Data for the task:
— Begin —

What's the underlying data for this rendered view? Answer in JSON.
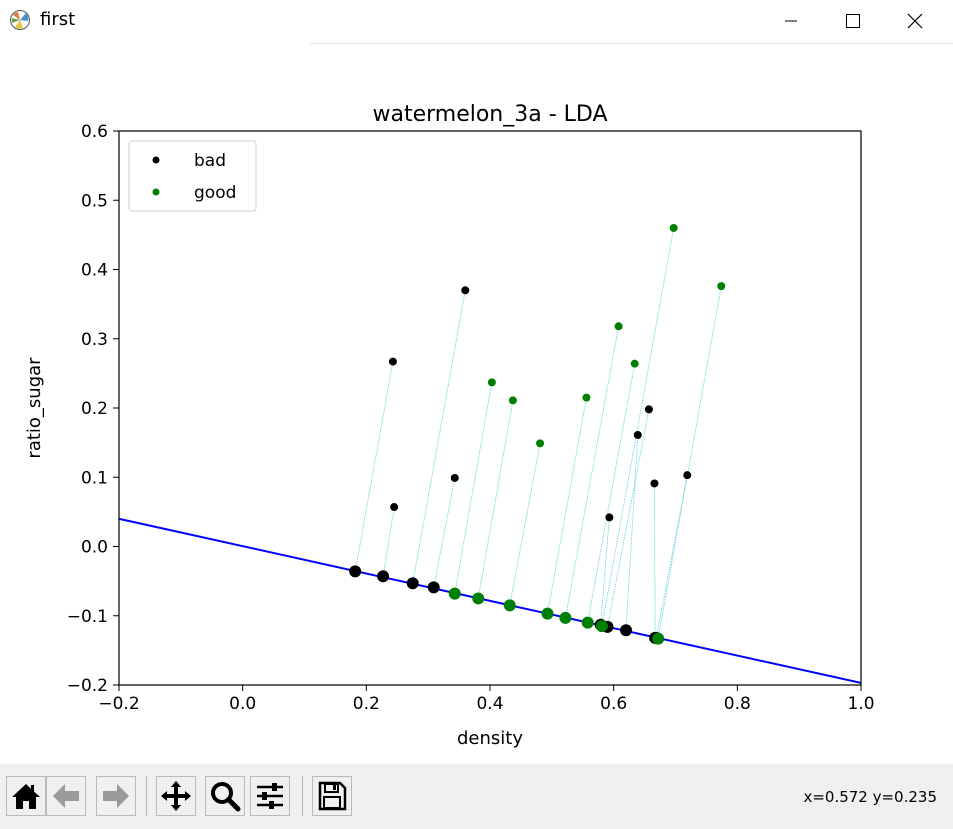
{
  "window": {
    "title": "first",
    "icon": "matplotlib-icon",
    "controls": [
      "minimize-icon",
      "maximize-icon",
      "close-icon"
    ]
  },
  "toolbar": {
    "buttons": [
      "home-icon",
      "back-icon",
      "forward-icon",
      "pan-icon",
      "zoom-icon",
      "configure-subplots-icon",
      "save-icon"
    ],
    "coords": "x=0.572 y=0.235"
  },
  "chart_data": {
    "type": "scatter",
    "title": "watermelon_3a - LDA",
    "xlabel": "density",
    "ylabel": "ratio_sugar",
    "xlim": [
      -0.2,
      1.0
    ],
    "ylim": [
      -0.2,
      0.6
    ],
    "xticks": [
      -0.2,
      0.0,
      0.2,
      0.4,
      0.6,
      0.8,
      1.0
    ],
    "xtick_labels": [
      "−0.2",
      "0.0",
      "0.2",
      "0.4",
      "0.6",
      "0.8",
      "1.0"
    ],
    "yticks": [
      -0.2,
      -0.1,
      0.0,
      0.1,
      0.2,
      0.3,
      0.4,
      0.5,
      0.6
    ],
    "ytick_labels": [
      "−0.2",
      "−0.1",
      "0.0",
      "0.1",
      "0.2",
      "0.3",
      "0.4",
      "0.5",
      "0.6"
    ],
    "grid": false,
    "legend": {
      "position": "upper-left",
      "entries": [
        "bad",
        "good"
      ]
    },
    "lda_line": {
      "points": [
        [
          -0.2,
          0.04
        ],
        [
          1.0,
          -0.197
        ]
      ],
      "color": "#0000ff"
    },
    "projection_color": "#5bd3d8",
    "series": [
      {
        "name": "bad",
        "color": "#000000",
        "points": [
          [
            0.243,
            0.267
          ],
          [
            0.245,
            0.057
          ],
          [
            0.343,
            0.099
          ],
          [
            0.36,
            0.37
          ],
          [
            0.593,
            0.042
          ],
          [
            0.639,
            0.161
          ],
          [
            0.657,
            0.198
          ],
          [
            0.666,
            0.091
          ],
          [
            0.719,
            0.103
          ]
        ],
        "projections": [
          [
            0.182,
            -0.036
          ],
          [
            0.227,
            -0.043
          ],
          [
            0.309,
            -0.059
          ],
          [
            0.275,
            -0.053
          ],
          [
            0.579,
            -0.113
          ],
          [
            0.62,
            -0.121
          ],
          [
            0.59,
            -0.116
          ],
          [
            0.667,
            -0.132
          ],
          [
            0.669,
            -0.132
          ]
        ]
      },
      {
        "name": "good",
        "color": "#008000",
        "points": [
          [
            0.403,
            0.237
          ],
          [
            0.437,
            0.211
          ],
          [
            0.481,
            0.149
          ],
          [
            0.556,
            0.215
          ],
          [
            0.608,
            0.318
          ],
          [
            0.634,
            0.264
          ],
          [
            0.697,
            0.46
          ],
          [
            0.774,
            0.376
          ]
        ],
        "projections": [
          [
            0.343,
            -0.068
          ],
          [
            0.381,
            -0.075
          ],
          [
            0.432,
            -0.085
          ],
          [
            0.493,
            -0.097
          ],
          [
            0.522,
            -0.103
          ],
          [
            0.558,
            -0.11
          ],
          [
            0.581,
            -0.115
          ],
          [
            0.672,
            -0.133
          ]
        ]
      }
    ]
  }
}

— End —

Written request: Retype each entry precisely. Skip images entirely.

Result of this task:
What's the underlying data for this rendered view? Answer in JSON.
{
  "window": {
    "title": "first",
    "icon": "matplotlib-icon",
    "controls": [
      "minimize-icon",
      "maximize-icon",
      "close-icon"
    ]
  },
  "toolbar": {
    "buttons": [
      "home-icon",
      "back-icon",
      "forward-icon",
      "pan-icon",
      "zoom-icon",
      "configure-subplots-icon",
      "save-icon"
    ],
    "coords": "x=0.572 y=0.235"
  },
  "chart_data": {
    "type": "scatter",
    "title": "watermelon_3a - LDA",
    "xlabel": "density",
    "ylabel": "ratio_sugar",
    "xlim": [
      -0.2,
      1.0
    ],
    "ylim": [
      -0.2,
      0.6
    ],
    "xticks": [
      -0.2,
      0.0,
      0.2,
      0.4,
      0.6,
      0.8,
      1.0
    ],
    "xtick_labels": [
      "−0.2",
      "0.0",
      "0.2",
      "0.4",
      "0.6",
      "0.8",
      "1.0"
    ],
    "yticks": [
      -0.2,
      -0.1,
      0.0,
      0.1,
      0.2,
      0.3,
      0.4,
      0.5,
      0.6
    ],
    "ytick_labels": [
      "−0.2",
      "−0.1",
      "0.0",
      "0.1",
      "0.2",
      "0.3",
      "0.4",
      "0.5",
      "0.6"
    ],
    "grid": false,
    "legend": {
      "position": "upper-left",
      "entries": [
        "bad",
        "good"
      ]
    },
    "lda_line": {
      "points": [
        [
          -0.2,
          0.04
        ],
        [
          1.0,
          -0.197
        ]
      ],
      "color": "#0000ff"
    },
    "projection_color": "#5bd3d8",
    "series": [
      {
        "name": "bad",
        "color": "#000000",
        "points": [
          [
            0.243,
            0.267
          ],
          [
            0.245,
            0.057
          ],
          [
            0.343,
            0.099
          ],
          [
            0.36,
            0.37
          ],
          [
            0.593,
            0.042
          ],
          [
            0.639,
            0.161
          ],
          [
            0.657,
            0.198
          ],
          [
            0.666,
            0.091
          ],
          [
            0.719,
            0.103
          ]
        ],
        "projections": [
          [
            0.182,
            -0.036
          ],
          [
            0.227,
            -0.043
          ],
          [
            0.309,
            -0.059
          ],
          [
            0.275,
            -0.053
          ],
          [
            0.579,
            -0.113
          ],
          [
            0.62,
            -0.121
          ],
          [
            0.59,
            -0.116
          ],
          [
            0.667,
            -0.132
          ],
          [
            0.669,
            -0.132
          ]
        ]
      },
      {
        "name": "good",
        "color": "#008000",
        "points": [
          [
            0.403,
            0.237
          ],
          [
            0.437,
            0.211
          ],
          [
            0.481,
            0.149
          ],
          [
            0.556,
            0.215
          ],
          [
            0.608,
            0.318
          ],
          [
            0.634,
            0.264
          ],
          [
            0.697,
            0.46
          ],
          [
            0.774,
            0.376
          ]
        ],
        "projections": [
          [
            0.343,
            -0.068
          ],
          [
            0.381,
            -0.075
          ],
          [
            0.432,
            -0.085
          ],
          [
            0.493,
            -0.097
          ],
          [
            0.522,
            -0.103
          ],
          [
            0.558,
            -0.11
          ],
          [
            0.581,
            -0.115
          ],
          [
            0.672,
            -0.133
          ]
        ]
      }
    ]
  }
}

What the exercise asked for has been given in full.